GIVEN PROBLEM: Quote every entry word for word.

** START MATERIAL SHOWN **

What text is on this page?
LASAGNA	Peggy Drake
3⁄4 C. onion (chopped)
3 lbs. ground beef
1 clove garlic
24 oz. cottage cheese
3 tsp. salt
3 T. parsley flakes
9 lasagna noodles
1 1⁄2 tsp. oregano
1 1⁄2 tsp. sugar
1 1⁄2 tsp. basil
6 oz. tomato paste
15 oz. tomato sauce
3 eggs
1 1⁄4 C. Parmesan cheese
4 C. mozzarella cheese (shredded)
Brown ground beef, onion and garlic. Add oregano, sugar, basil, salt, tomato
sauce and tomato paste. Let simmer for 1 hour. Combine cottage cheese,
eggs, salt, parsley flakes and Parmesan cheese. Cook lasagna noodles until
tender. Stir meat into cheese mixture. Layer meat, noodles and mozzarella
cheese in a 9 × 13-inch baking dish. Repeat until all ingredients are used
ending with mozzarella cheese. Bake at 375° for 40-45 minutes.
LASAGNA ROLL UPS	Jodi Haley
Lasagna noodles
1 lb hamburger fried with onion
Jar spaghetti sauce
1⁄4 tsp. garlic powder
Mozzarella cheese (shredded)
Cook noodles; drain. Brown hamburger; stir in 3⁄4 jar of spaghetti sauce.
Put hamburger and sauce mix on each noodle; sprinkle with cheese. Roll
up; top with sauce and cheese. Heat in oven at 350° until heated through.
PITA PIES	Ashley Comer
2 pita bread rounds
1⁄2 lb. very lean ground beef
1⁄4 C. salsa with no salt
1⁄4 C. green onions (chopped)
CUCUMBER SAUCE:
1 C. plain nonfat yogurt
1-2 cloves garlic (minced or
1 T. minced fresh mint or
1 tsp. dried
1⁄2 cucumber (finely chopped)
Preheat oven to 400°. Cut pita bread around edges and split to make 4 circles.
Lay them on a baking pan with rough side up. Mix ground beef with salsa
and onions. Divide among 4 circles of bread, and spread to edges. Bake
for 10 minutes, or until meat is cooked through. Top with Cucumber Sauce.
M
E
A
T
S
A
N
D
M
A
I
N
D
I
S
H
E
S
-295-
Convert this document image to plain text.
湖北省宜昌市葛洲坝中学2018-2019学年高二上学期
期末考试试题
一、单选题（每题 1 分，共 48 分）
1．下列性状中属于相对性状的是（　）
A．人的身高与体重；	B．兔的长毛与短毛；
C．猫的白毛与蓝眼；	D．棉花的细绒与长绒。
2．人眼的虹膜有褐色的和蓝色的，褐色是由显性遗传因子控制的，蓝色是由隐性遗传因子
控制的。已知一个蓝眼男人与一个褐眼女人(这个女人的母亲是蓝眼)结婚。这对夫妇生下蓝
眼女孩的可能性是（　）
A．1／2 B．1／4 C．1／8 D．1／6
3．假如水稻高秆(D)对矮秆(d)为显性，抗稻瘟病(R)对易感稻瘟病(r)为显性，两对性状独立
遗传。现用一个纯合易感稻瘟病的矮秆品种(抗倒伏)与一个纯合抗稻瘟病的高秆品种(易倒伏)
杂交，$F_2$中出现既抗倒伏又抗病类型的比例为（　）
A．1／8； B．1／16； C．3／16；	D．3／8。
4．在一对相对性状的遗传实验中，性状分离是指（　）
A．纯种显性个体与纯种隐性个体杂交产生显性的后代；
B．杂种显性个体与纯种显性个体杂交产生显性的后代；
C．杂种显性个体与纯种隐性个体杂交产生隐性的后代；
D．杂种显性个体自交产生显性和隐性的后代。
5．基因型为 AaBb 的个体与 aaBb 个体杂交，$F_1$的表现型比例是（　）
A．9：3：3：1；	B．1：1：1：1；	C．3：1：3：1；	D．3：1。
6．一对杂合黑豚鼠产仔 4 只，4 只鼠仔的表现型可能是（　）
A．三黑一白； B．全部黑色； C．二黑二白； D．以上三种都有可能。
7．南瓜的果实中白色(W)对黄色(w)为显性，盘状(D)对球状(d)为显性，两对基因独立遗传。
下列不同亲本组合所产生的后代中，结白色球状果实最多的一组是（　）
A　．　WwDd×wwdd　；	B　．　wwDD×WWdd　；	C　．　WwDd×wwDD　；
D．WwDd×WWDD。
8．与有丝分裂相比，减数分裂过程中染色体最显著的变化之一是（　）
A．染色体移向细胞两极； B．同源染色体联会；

** END MATERIAL SHOWN **

OUTPUT BELOW:
What text is on this page?
LASAGNA	Peggy Drake
3⁄4 C. onion (chopped)
3 lbs. ground beef
1 clove garlic
24 oz. cottage cheese
3 tsp. salt
3 T. parsley flakes
9 lasagna noodles
1 1⁄2 tsp. oregano
1 1⁄2 tsp. sugar
1 1⁄2 tsp. basil
6 oz. tomato paste
15 oz. tomato sauce
3 eggs
1 1⁄4 C. Parmesan cheese
4 C. mozzarella cheese (shredded)
Brown ground beef, onion and garlic. Add oregano, sugar, basil, salt, tomato
sauce and tomato paste. Let simmer for 1 hour. Combine cottage cheese,
eggs, salt, parsley flakes and Parmesan cheese. Cook lasagna noodles until
tender. Stir meat into cheese mixture. Layer meat, noodles and mozzarella
cheese in a 9 × 13-inch baking dish. Repeat until all ingredients are used
ending with mozzarella cheese. Bake at 375° for 40-45 minutes.
LASAGNA ROLL UPS	Jodi Haley
Lasagna noodles
1 lb hamburger fried with onion
Jar spaghetti sauce
1⁄4 tsp. garlic powder
Mozzarella cheese (shredded)
Cook noodles; drain. Brown hamburger; stir in 3⁄4 jar of spaghetti sauce.
Put hamburger and sauce mix on each noodle; sprinkle with cheese. Roll
up; top with sauce and cheese. Heat in oven at 350° until heated through.
PITA PIES	Ashley Comer
2 pita bread rounds
1⁄2 lb. very lean ground beef
1⁄4 C. salsa with no salt
1⁄4 C. green onions (chopped)
CUCUMBER SAUCE:
1 C. plain nonfat yogurt
1-2 cloves garlic (minced or
1 T. minced fresh mint or
1 tsp. dried
1⁄2 cucumber (finely chopped)
Preheat oven to 400°. Cut pita bread around edges and split to make 4 circles.
Lay them on a baking pan with rough side up. Mix ground beef with salsa
and onions. Divide among 4 circles of bread, and spread to edges. Bake
for 10 minutes, or until meat is cooked through. Top with Cucumber Sauce.
M
E
A
T
S
A
N
D
M
A
I
N
D
I
S
H
E
S
-295-
Convert this document image to plain text.
湖北省宜昌市葛洲坝中学2018-2019学年高二上学期
期末考试试题
一、单选题（每题 1 分，共 48 分）
1．下列性状中属于相对性状的是（　）
A．人的身高与体重；	B．兔的长毛与短毛；
C．猫的白毛与蓝眼；	D．棉花的细绒与长绒。
2．人眼的虹膜有褐色的和蓝色的，褐色是由显性遗传因子控制的，蓝色是由隐性遗传因子
控制的。已知一个蓝眼男人与一个褐眼女人(这个女人的母亲是蓝眼)结婚。这对夫妇生下蓝
眼女孩的可能性是（　）
A．1／2 B．1／4 C．1／8 D．1／6
3．假如水稻高秆(D)对矮秆(d)为显性，抗稻瘟病(R)对易感稻瘟病(r)为显性，两对性状独立
遗传。现用一个纯合易感稻瘟病的矮秆品种(抗倒伏)与一个纯合抗稻瘟病的高秆品种(易倒伏)
杂交，$F_2$中出现既抗倒伏又抗病类型的比例为（　）
A．1／8； B．1／16； C．3／16；	D．3／8。
4．在一对相对性状的遗传实验中，性状分离是指（　）
A．纯种显性个体与纯种隐性个体杂交产生显性的后代；
B．杂种显性个体与纯种显性个体杂交产生显性的后代；
C．杂种显性个体与纯种隐性个体杂交产生隐性的后代；
D．杂种显性个体自交产生显性和隐性的后代。
5．基因型为 AaBb 的个体与 aaBb 个体杂交，$F_1$的表现型比例是（　）
A．9：3：3：1；	B．1：1：1：1；	C．3：1：3：1；	D．3：1。
6．一对杂合黑豚鼠产仔 4 只，4 只鼠仔的表现型可能是（　）
A．三黑一白； B．全部黑色； C．二黑二白； D．以上三种都有可能。
7．南瓜的果实中白色(W)对黄色(w)为显性，盘状(D)对球状(d)为显性，两对基因独立遗传。
下列不同亲本组合所产生的后代中，结白色球状果实最多的一组是（　）
A　．　WwDd×wwdd　；	B　．　wwDD×WWdd　；	C　．　WwDd×wwDD　；
D．WwDd×WWDD。
8．与有丝分裂相比，减数分裂过程中染色体最显著的变化之一是（　）
A．染色体移向细胞两极； B．同源染色体联会；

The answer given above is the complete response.